*DIRECTION*
Scan the data below for the string "marker". Show every line where it turns up.

*DATASET CONTENT*
▬▬▬

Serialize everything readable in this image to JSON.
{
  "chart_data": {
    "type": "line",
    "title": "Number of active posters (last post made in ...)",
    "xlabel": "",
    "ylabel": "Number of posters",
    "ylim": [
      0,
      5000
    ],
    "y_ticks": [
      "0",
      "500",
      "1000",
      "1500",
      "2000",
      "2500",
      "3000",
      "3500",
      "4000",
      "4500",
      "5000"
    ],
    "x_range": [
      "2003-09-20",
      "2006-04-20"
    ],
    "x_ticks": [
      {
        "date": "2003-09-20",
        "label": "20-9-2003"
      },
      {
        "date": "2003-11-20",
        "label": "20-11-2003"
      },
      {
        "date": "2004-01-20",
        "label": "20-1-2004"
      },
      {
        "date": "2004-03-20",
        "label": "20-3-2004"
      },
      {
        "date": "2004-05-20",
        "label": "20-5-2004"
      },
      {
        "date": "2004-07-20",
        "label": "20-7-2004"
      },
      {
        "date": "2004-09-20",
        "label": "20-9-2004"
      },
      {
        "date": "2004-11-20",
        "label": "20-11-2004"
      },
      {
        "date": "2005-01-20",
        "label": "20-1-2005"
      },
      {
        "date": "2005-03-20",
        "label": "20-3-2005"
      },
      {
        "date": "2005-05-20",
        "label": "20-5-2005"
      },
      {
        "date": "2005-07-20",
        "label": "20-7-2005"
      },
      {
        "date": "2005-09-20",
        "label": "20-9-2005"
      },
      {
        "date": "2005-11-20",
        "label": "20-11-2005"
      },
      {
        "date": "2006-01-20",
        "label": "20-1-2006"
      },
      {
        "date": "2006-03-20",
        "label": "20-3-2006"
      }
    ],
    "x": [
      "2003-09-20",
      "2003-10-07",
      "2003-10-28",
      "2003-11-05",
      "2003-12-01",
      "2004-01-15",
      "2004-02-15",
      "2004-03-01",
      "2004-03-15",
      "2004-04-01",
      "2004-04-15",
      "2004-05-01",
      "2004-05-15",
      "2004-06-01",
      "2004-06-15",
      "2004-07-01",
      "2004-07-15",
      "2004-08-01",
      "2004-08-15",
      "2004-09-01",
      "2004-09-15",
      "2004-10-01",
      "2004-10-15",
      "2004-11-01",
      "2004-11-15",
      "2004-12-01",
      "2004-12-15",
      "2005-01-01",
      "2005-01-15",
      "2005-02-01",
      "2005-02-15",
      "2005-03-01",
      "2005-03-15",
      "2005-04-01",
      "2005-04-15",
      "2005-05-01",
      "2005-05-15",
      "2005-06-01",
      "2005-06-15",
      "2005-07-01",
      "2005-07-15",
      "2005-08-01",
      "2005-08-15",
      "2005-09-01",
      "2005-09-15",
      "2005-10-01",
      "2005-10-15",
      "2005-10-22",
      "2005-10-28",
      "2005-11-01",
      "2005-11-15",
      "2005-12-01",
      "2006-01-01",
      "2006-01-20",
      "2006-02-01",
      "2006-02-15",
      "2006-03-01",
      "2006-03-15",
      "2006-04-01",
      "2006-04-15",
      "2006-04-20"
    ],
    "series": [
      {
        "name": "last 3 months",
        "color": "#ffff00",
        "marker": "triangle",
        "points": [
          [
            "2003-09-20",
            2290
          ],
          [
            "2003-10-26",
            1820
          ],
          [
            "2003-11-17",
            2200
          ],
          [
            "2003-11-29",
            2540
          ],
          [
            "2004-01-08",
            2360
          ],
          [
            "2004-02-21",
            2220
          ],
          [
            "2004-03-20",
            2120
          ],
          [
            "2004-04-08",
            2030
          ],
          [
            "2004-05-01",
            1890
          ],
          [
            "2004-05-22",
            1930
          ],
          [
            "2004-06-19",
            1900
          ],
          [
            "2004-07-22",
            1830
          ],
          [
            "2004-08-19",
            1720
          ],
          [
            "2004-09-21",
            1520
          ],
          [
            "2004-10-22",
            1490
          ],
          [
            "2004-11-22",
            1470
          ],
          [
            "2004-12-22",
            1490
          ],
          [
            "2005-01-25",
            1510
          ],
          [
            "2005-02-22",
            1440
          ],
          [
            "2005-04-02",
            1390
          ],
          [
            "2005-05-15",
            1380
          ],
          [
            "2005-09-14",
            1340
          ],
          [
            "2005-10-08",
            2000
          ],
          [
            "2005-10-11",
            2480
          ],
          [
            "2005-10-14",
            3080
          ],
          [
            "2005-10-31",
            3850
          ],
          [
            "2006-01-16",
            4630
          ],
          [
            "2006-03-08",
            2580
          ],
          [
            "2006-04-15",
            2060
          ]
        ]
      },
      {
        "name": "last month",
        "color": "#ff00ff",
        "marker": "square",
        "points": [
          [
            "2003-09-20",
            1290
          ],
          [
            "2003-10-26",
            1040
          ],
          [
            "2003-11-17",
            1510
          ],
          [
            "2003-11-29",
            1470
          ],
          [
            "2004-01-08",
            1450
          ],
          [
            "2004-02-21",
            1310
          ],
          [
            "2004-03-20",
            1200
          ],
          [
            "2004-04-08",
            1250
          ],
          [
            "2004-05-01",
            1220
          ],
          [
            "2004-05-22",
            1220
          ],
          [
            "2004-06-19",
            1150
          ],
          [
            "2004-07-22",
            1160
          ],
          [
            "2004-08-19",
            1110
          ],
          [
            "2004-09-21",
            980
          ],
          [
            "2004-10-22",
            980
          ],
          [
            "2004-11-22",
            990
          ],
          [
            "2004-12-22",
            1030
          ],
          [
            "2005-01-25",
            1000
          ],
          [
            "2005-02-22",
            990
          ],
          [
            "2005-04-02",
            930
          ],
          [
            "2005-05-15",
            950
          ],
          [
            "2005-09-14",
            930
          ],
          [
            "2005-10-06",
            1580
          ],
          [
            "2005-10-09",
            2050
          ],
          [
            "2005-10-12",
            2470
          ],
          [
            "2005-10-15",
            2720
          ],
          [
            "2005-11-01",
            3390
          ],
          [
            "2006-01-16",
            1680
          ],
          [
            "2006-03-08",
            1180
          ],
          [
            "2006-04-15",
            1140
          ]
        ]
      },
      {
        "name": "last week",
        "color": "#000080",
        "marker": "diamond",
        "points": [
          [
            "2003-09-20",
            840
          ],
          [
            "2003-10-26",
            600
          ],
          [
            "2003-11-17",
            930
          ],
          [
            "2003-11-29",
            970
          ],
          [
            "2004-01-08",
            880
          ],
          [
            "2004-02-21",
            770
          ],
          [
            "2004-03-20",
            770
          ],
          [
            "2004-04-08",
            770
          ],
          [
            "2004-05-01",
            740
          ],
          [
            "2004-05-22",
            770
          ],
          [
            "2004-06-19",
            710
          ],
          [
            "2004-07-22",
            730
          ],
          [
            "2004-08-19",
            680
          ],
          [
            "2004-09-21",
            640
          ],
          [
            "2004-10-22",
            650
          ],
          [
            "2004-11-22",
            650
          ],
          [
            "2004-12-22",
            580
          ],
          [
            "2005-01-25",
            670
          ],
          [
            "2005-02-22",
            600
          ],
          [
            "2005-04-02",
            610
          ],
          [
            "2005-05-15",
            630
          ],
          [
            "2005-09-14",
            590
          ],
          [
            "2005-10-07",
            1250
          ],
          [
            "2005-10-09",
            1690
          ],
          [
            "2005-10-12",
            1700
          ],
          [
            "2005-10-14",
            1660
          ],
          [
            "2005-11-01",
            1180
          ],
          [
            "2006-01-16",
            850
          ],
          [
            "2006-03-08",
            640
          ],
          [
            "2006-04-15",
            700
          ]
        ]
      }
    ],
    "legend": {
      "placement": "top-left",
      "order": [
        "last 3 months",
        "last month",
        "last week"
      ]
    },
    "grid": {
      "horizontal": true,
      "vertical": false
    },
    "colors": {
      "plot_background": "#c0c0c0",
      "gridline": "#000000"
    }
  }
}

▬▬▬

*THE REPLY*
        "marker": "triangle",
        "marker": "square",
        "marker": "diamond",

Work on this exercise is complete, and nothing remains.